* **SET TASK**
Select lines where the word "title" appears.

Stored data entries
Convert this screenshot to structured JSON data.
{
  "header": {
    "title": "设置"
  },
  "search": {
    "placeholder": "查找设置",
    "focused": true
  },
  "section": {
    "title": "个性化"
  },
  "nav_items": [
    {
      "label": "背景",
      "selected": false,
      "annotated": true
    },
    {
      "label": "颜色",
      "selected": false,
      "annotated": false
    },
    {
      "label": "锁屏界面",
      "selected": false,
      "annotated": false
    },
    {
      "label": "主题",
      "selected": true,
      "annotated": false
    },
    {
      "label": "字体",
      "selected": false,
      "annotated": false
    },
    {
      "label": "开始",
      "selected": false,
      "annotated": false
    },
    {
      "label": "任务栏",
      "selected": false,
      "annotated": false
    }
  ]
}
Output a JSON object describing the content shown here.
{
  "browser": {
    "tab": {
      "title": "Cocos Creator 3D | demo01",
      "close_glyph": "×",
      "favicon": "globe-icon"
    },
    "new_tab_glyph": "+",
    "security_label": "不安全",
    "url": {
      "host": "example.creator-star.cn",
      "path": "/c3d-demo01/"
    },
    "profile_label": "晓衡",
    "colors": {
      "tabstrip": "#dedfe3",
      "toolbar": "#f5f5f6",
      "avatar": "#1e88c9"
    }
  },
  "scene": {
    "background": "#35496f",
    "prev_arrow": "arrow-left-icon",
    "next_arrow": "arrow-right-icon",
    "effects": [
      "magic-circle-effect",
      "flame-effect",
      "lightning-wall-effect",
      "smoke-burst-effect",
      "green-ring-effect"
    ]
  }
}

* **TASK RESULT**
    "title": "设置"
    "title": "个性化"
      "title": "Cocos Creator 3D | demo01",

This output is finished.